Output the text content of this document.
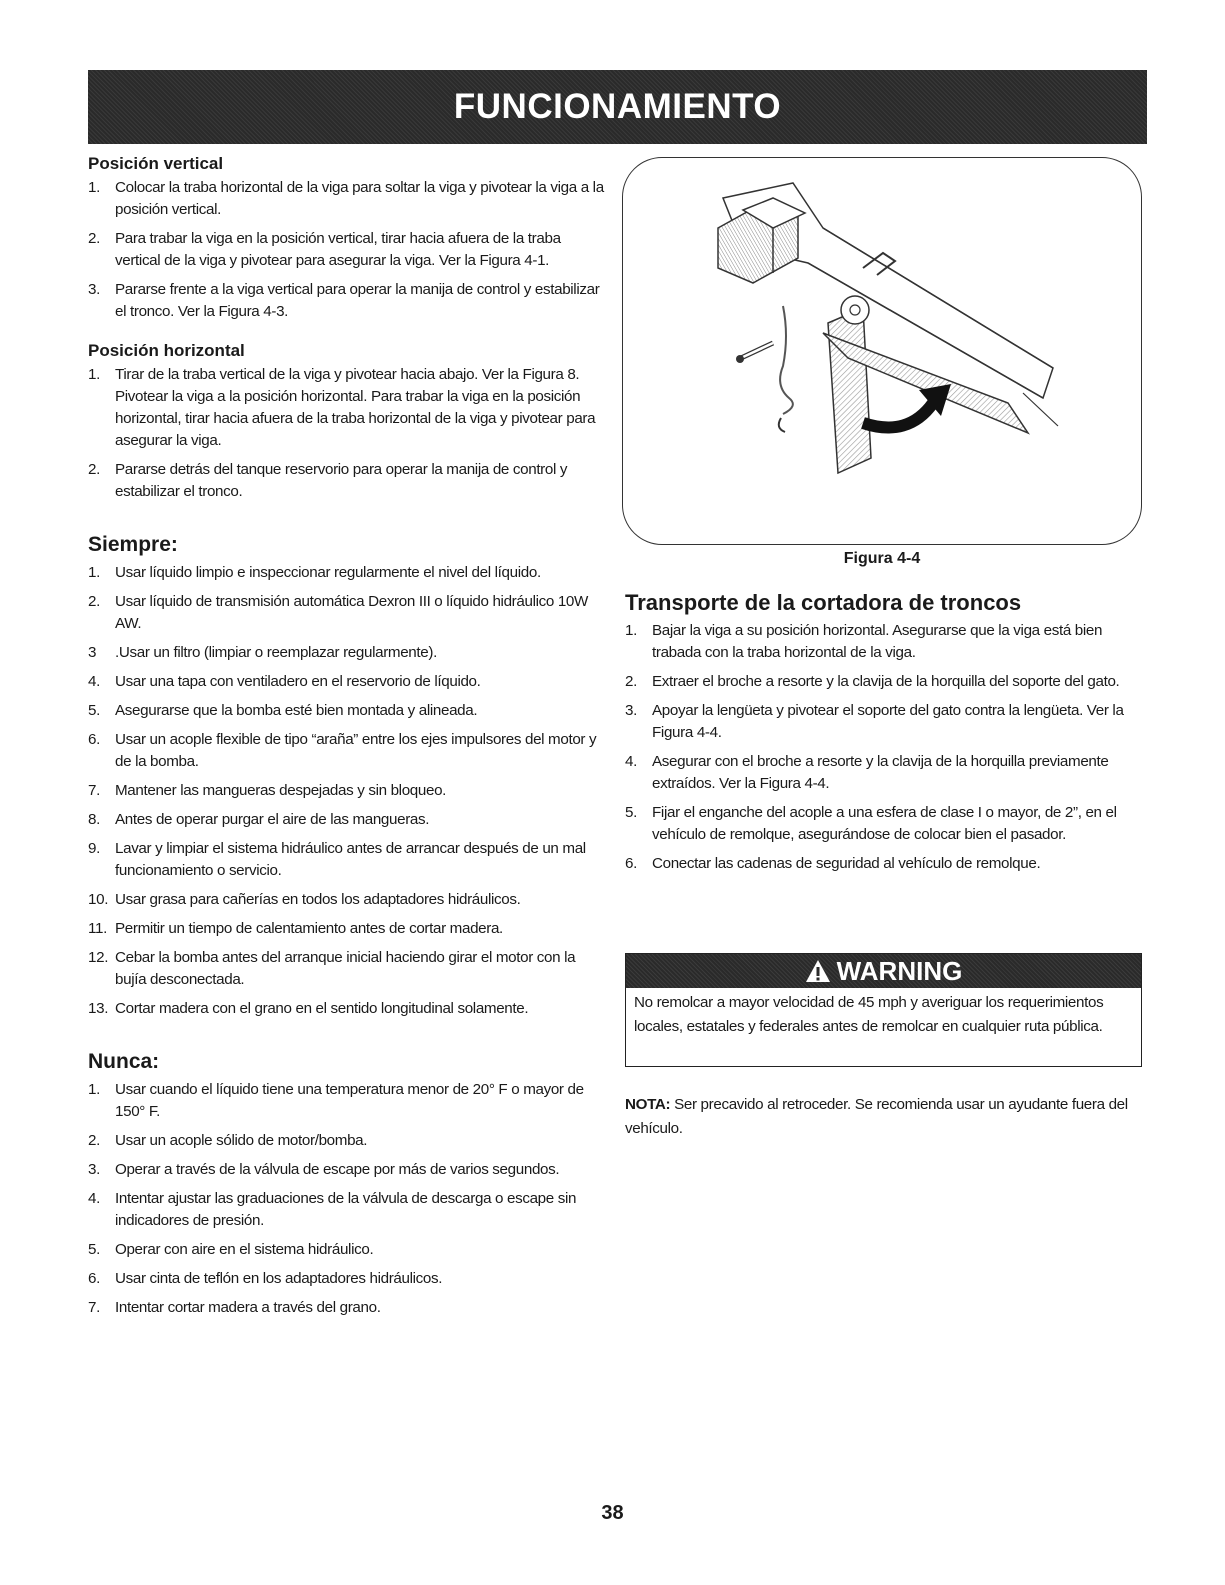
FUNCIONAMIENTO
Posición vertical
1. Colocar la traba horizontal de la viga para soltar la viga y pivotear la viga a la posición vertical.
2. Para trabar la viga en la posición vertical, tirar hacia afuera de la traba vertical de la viga y pivotear para asegurar la viga. Ver la Figura 4-1.
3. Pararse frente a la viga vertical para operar la manija de control y estabilizar el tronco. Ver la Figura 4-3.
Posición horizontal
1. Tirar de la traba vertical de la viga y pivotear hacia abajo. Ver la Figura 8. Pivotear la viga a la posición horizontal. Para trabar la viga en la posición horizontal, tirar hacia afuera de la traba horizontal de la viga y pivotear para asegurar la viga.
2. Pararse detrás del tanque reservorio para operar la manija de control y estabilizar el tronco.
Siempre:
1. Usar líquido limpio e inspeccionar regularmente el nivel del líquido.
2. Usar líquido de transmisión automática Dexron III o líquido hidráulico 10W AW.
3 .Usar un filtro (limpiar o reemplazar regularmente).
4. Usar una tapa con ventiladero en el reservorio de líquido.
5. Asegurarse que la bomba esté bien montada y alineada.
6. Usar un acople flexible de tipo “araña” entre los ejes impulsores del motor y de la bomba.
7. Mantener las mangueras despejadas y sin bloqueo.
8. Antes de operar purgar el aire de las mangueras.
9. Lavar y limpiar el sistema hidráulico antes de arrancar después de un mal funcionamiento o servicio.
10. Usar grasa para cañerías en todos los adaptadores hidráulicos.
11. Permitir un tiempo de calentamiento antes de cortar madera.
12. Cebar la bomba antes del arranque inicial haciendo girar el motor con la bujía desconectada.
13. Cortar madera con el grano en el sentido longitudinal solamente.
Nunca:
1. Usar cuando el líquido tiene una temperatura menor de 20° F o mayor de 150° F.
2. Usar un acople sólido de motor/bomba.
3. Operar a través de la válvula de escape por más de varios segundos.
4. Intentar ajustar las graduaciones de la válvula de descarga o escape sin indicadores de presión.
5. Operar con aire en el sistema hidráulico.
6. Usar cinta de teflón en los adaptadores hidráulicos.
7. Intentar cortar madera a través del grano.
Figura 4-4
Transporte de la cortadora de troncos
1. Bajar la viga a su posición horizontal. Asegurarse que la viga está bien trabada con la traba horizontal de la viga.
2. Extraer el broche a resorte y la clavija de la horquilla del soporte del gato.
3. Apoyar la lengüeta y pivotear el soporte del gato contra la lengüeta. Ver la Figura 4-4.
4. Asegurar con el broche a resorte y la clavija de la horquilla previamente extraídos. Ver la Figura 4-4.
5. Fijar el enganche del acople a una esfera de clase I o mayor, de 2”, en el vehículo de remolque, asegurándose de colocar bien el pasador.
6. Conectar las cadenas de seguridad al vehículo de remolque.
WARNING
No remolcar a mayor velocidad de 45 mph y averiguar los requerimientos locales, estatales y federales antes de remolcar en cualquier ruta pública.
NOTA: Ser precavido al retroceder. Se recomienda usar un ayudante fuera del vehículo.
38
·····
» WHAT IS BEING ASKED
Write out every line above exactly as it is, leaving out the pictures.

» THE ANSWER
Output the text content of this document.
FUNCIONAMIENTO
Posición vertical
1. Colocar la traba horizontal de la viga para soltar la viga y pivotear la viga a la posición vertical.
2. Para trabar la viga en la posición vertical, tirar hacia afuera de la traba vertical de la viga y pivotear para asegurar la viga. Ver la Figura 4-1.
3. Pararse frente a la viga vertical para operar la manija de control y estabilizar el tronco. Ver la Figura 4-3.
Posición horizontal
1. Tirar de la traba vertical de la viga y pivotear hacia abajo. Ver la Figura 8. Pivotear la viga a la posición horizontal. Para trabar la viga en la posición horizontal, tirar hacia afuera de la traba horizontal de la viga y pivotear para asegurar la viga.
2. Pararse detrás del tanque reservorio para operar la manija de control y estabilizar el tronco.
Siempre:
1. Usar líquido limpio e inspeccionar regularmente el nivel del líquido.
2. Usar líquido de transmisión automática Dexron III o líquido hidráulico 10W AW.
3 .Usar un filtro (limpiar o reemplazar regularmente).
4. Usar una tapa con ventiladero en el reservorio de líquido.
5. Asegurarse que la bomba esté bien montada y alineada.
6. Usar un acople flexible de tipo “araña” entre los ejes impulsores del motor y de la bomba.
7. Mantener las mangueras despejadas y sin bloqueo.
8. Antes de operar purgar el aire de las mangueras.
9. Lavar y limpiar el sistema hidráulico antes de arrancar después de un mal funcionamiento o servicio.
10. Usar grasa para cañerías en todos los adaptadores hidráulicos.
11. Permitir un tiempo de calentamiento antes de cortar madera.
12. Cebar la bomba antes del arranque inicial haciendo girar el motor con la bujía desconectada.
13. Cortar madera con el grano en el sentido longitudinal solamente.
Nunca:
1. Usar cuando el líquido tiene una temperatura menor de 20° F o mayor de 150° F.
2. Usar un acople sólido de motor/bomba.
3. Operar a través de la válvula de escape por más de varios segundos.
4. Intentar ajustar las graduaciones de la válvula de descarga o escape sin indicadores de presión.
5. Operar con aire en el sistema hidráulico.
6. Usar cinta de teflón en los adaptadores hidráulicos.
7. Intentar cortar madera a través del grano.
Figura 4-4
Transporte de la cortadora de troncos
1. Bajar la viga a su posición horizontal. Asegurarse que la viga está bien trabada con la traba horizontal de la viga.
2. Extraer el broche a resorte y la clavija de la horquilla del soporte del gato.
3. Apoyar la lengüeta y pivotear el soporte del gato contra la lengüeta. Ver la Figura 4-4.
4. Asegurar con el broche a resorte y la clavija de la horquilla previamente extraídos. Ver la Figura 4-4.
5. Fijar el enganche del acople a una esfera de clase I o mayor, de 2”, en el vehículo de remolque, asegurándose de colocar bien el pasador.
6. Conectar las cadenas de seguridad al vehículo de remolque.
WARNING
No remolcar a mayor velocidad de 45 mph y averiguar los requerimientos locales, estatales y federales antes de remolcar en cualquier ruta pública.
NOTA: Ser precavido al retroceder. Se recomienda usar un ayudante fuera del vehículo.
38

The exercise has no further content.